— Start Task inputs —

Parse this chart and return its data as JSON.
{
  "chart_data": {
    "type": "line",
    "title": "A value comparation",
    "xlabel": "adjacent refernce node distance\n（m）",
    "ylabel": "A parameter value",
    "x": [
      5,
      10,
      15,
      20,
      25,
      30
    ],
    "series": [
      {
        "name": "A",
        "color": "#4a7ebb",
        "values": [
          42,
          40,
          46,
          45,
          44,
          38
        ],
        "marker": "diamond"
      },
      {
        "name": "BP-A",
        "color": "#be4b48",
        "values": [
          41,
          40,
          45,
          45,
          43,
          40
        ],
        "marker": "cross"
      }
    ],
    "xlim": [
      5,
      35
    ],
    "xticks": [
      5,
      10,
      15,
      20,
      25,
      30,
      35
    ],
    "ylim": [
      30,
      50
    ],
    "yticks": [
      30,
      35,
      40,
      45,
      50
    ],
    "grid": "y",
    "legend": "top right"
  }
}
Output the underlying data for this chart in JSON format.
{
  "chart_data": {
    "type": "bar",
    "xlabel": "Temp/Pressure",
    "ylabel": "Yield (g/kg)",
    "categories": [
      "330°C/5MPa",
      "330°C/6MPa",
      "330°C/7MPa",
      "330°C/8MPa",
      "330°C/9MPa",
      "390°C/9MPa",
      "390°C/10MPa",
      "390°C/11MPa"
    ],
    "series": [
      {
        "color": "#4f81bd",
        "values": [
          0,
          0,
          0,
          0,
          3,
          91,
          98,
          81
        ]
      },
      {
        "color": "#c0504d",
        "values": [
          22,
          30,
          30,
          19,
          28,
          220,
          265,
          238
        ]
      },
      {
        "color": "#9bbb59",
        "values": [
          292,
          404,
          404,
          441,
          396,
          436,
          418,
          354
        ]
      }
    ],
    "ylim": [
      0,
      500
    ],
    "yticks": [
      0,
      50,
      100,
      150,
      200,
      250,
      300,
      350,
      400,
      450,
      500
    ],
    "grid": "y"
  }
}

— End Task inputs —

[Set exercise] Extract the entries above verbatim.

[Solution to the problem]
Parse this chart and return its data as JSON.
{
  "chart_data": {
    "type": "line",
    "title": "A value comparation",
    "xlabel": "adjacent refernce node distance\n（m）",
    "ylabel": "A parameter value",
    "x": [
      5,
      10,
      15,
      20,
      25,
      30
    ],
    "series": [
      {
        "name": "A",
        "color": "#4a7ebb",
        "values": [
          42,
          40,
          46,
          45,
          44,
          38
        ],
        "marker": "diamond"
      },
      {
        "name": "BP-A",
        "color": "#be4b48",
        "values": [
          41,
          40,
          45,
          45,
          43,
          40
        ],
        "marker": "cross"
      }
    ],
    "xlim": [
      5,
      35
    ],
    "xticks": [
      5,
      10,
      15,
      20,
      25,
      30,
      35
    ],
    "ylim": [
      30,
      50
    ],
    "yticks": [
      30,
      35,
      40,
      45,
      50
    ],
    "grid": "y",
    "legend": "top right"
  }
}
Output the underlying data for this chart in JSON format.
{
  "chart_data": {
    "type": "bar",
    "xlabel": "Temp/Pressure",
    "ylabel": "Yield (g/kg)",
    "categories": [
      "330°C/5MPa",
      "330°C/6MPa",
      "330°C/7MPa",
      "330°C/8MPa",
      "330°C/9MPa",
      "390°C/9MPa",
      "390°C/10MPa",
      "390°C/11MPa"
    ],
    "series": [
      {
        "color": "#4f81bd",
        "values": [
          0,
          0,
          0,
          0,
          3,
          91,
          98,
          81
        ]
      },
      {
        "color": "#c0504d",
        "values": [
          22,
          30,
          30,
          19,
          28,
          220,
          265,
          238
        ]
      },
      {
        "color": "#9bbb59",
        "values": [
          292,
          404,
          404,
          441,
          396,
          436,
          418,
          354
        ]
      }
    ],
    "ylim": [
      0,
      500
    ],
    "yticks": [
      0,
      50,
      100,
      150,
      200,
      250,
      300,
      350,
      400,
      450,
      500
    ],
    "grid": "y"
  }
}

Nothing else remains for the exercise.